What you should do
Wherever the string "combo" appears in a line, extract that line.

Listing

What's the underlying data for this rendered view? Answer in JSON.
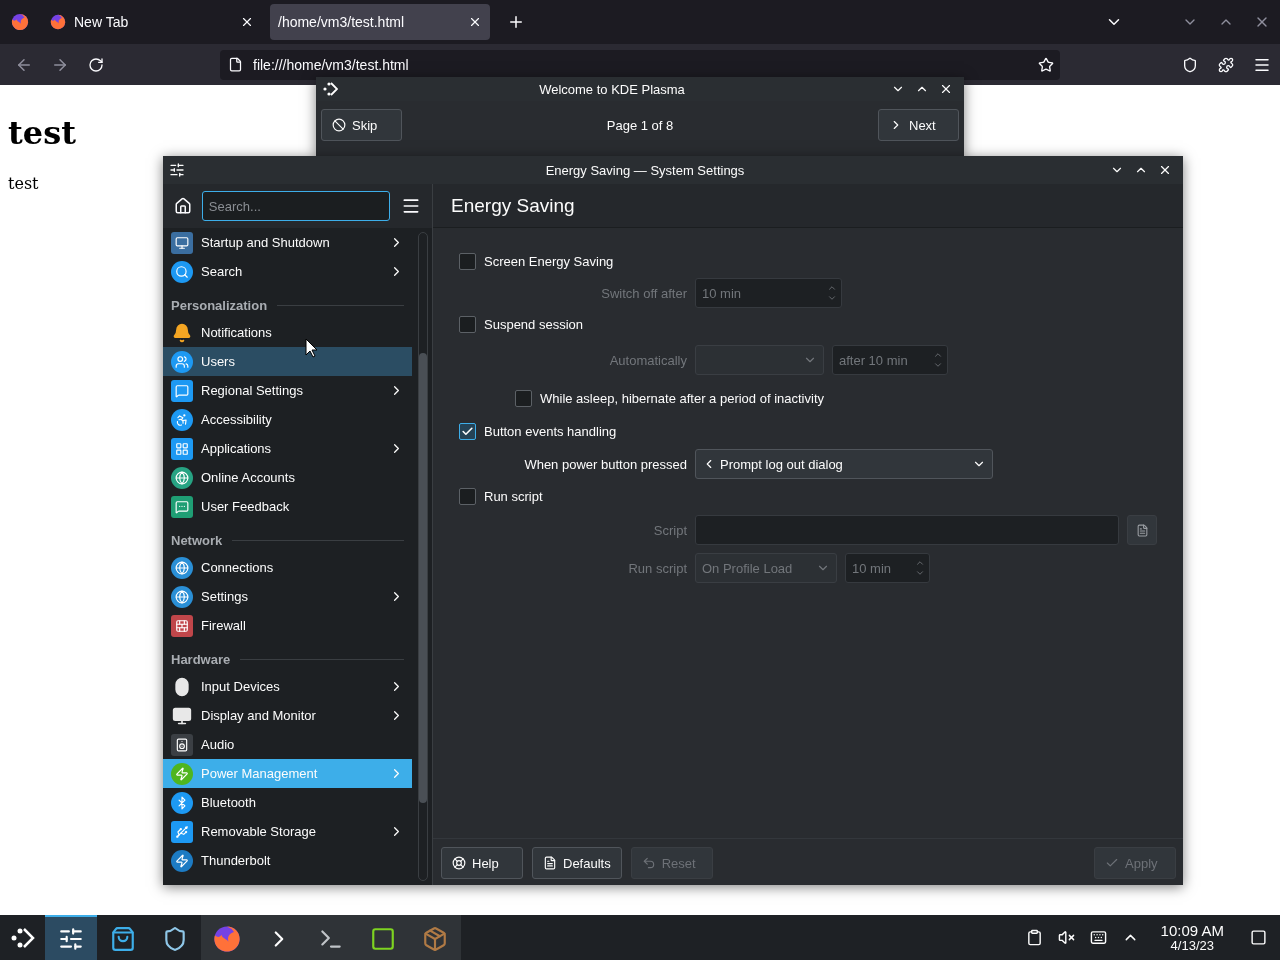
{
  "browser": {
    "tabs": [
      {
        "label": "New Tab",
        "selected": false,
        "has_favicon": true
      },
      {
        "label": "/home/vm3/test.html",
        "selected": true,
        "has_favicon": false
      }
    ],
    "url": "file:///home/vm3/test.html",
    "page": {
      "heading": "test",
      "paragraph": "test"
    }
  },
  "welcome_window": {
    "title": "Welcome to KDE Plasma",
    "skip": "Skip",
    "page_indicator": "Page 1 of 8",
    "next": "Next"
  },
  "settings_window": {
    "title": "Energy Saving — System Settings",
    "search": {
      "placeholder": "Search..."
    },
    "sidebar": {
      "sections": [
        {
          "items": [
            {
              "label": "Startup and Shutdown",
              "has_submenu": true,
              "selected": false,
              "hovered": false
            },
            {
              "label": "Search",
              "has_submenu": true,
              "selected": false,
              "hovered": false
            }
          ]
        },
        {
          "title": "Personalization",
          "items": [
            {
              "label": "Notifications",
              "has_submenu": false,
              "selected": false,
              "hovered": false
            },
            {
              "label": "Users",
              "has_submenu": false,
              "selected": false,
              "hovered": true
            },
            {
              "label": "Regional Settings",
              "has_submenu": true,
              "selected": false,
              "hovered": false
            },
            {
              "label": "Accessibility",
              "has_submenu": false,
              "selected": false,
              "hovered": false
            },
            {
              "label": "Applications",
              "has_submenu": true,
              "selected": false,
              "hovered": false
            },
            {
              "label": "Online Accounts",
              "has_submenu": false,
              "selected": false,
              "hovered": false
            },
            {
              "label": "User Feedback",
              "has_submenu": false,
              "selected": false,
              "hovered": false
            }
          ]
        },
        {
          "title": "Network",
          "items": [
            {
              "label": "Connections",
              "has_submenu": false,
              "selected": false,
              "hovered": false
            },
            {
              "label": "Settings",
              "has_submenu": true,
              "selected": false,
              "hovered": false
            },
            {
              "label": "Firewall",
              "has_submenu": false,
              "selected": false,
              "hovered": false
            }
          ]
        },
        {
          "title": "Hardware",
          "items": [
            {
              "label": "Input Devices",
              "has_submenu": true,
              "selected": false,
              "hovered": false
            },
            {
              "label": "Display and Monitor",
              "has_submenu": true,
              "selected": false,
              "hovered": false
            },
            {
              "label": "Audio",
              "has_submenu": false,
              "selected": false,
              "hovered": false
            },
            {
              "label": "Power Management",
              "has_submenu": true,
              "selected": true,
              "hovered": false
            },
            {
              "label": "Bluetooth",
              "has_submenu": false,
              "selected": false,
              "hovered": false
            },
            {
              "label": "Removable Storage",
              "has_submenu": true,
              "selected": false,
              "hovered": false
            },
            {
              "label": "Thunderbolt",
              "has_submenu": false,
              "selected": false,
              "hovered": false
            }
          ]
        }
      ]
    },
    "page_title": "Energy Saving",
    "rows": [
      {
        "kind": "check",
        "label": "Screen Energy Saving",
        "checked": false
      },
      {
        "kind": "spin",
        "label": "Switch off after",
        "value": "10 min",
        "disabled": true
      },
      {
        "kind": "check",
        "label": "Suspend session",
        "checked": false
      },
      {
        "kind": "combo-spin",
        "label": "Automatically",
        "spin": "after 10 min",
        "disabled": true
      },
      {
        "kind": "subcheck",
        "label": "While asleep, hibernate after a period of inactivity",
        "checked": false
      },
      {
        "kind": "check",
        "label": "Button events handling",
        "checked": true
      },
      {
        "kind": "combo",
        "label": "When power button pressed",
        "value": "Prompt log out dialog",
        "disabled": false
      },
      {
        "kind": "check",
        "label": "Run script",
        "checked": false
      },
      {
        "kind": "file",
        "label": "Script",
        "disabled": true
      },
      {
        "kind": "combo-spin",
        "label": "Run script",
        "combo": "On Profile Load",
        "spin": "10 min",
        "disabled": true
      }
    ],
    "footer": [
      {
        "kind": "help",
        "label": "Help",
        "disabled": false
      },
      {
        "kind": "defaults",
        "label": "Defaults",
        "disabled": false
      },
      {
        "kind": "reset",
        "label": "Reset",
        "disabled": true
      },
      {
        "kind": "apply",
        "label": "Apply",
        "disabled": true
      }
    ]
  },
  "taskbar": {
    "tasks": [
      {
        "selected": true,
        "running": true
      },
      {
        "selected": false,
        "running": false
      },
      {
        "selected": false,
        "running": false
      },
      {
        "selected": false,
        "running": true
      },
      {
        "selected": false,
        "running": true
      },
      {
        "selected": false,
        "running": true
      },
      {
        "selected": false,
        "running": true
      },
      {
        "selected": false,
        "running": true
      }
    ],
    "clock": {
      "time": "10:09 AM",
      "date": "4/13/23"
    }
  }
}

Expected answer
        "kind": "combo-spin",
        "kind": "combo",
        "kind": "combo-spin",
        "combo": "On Profile Load",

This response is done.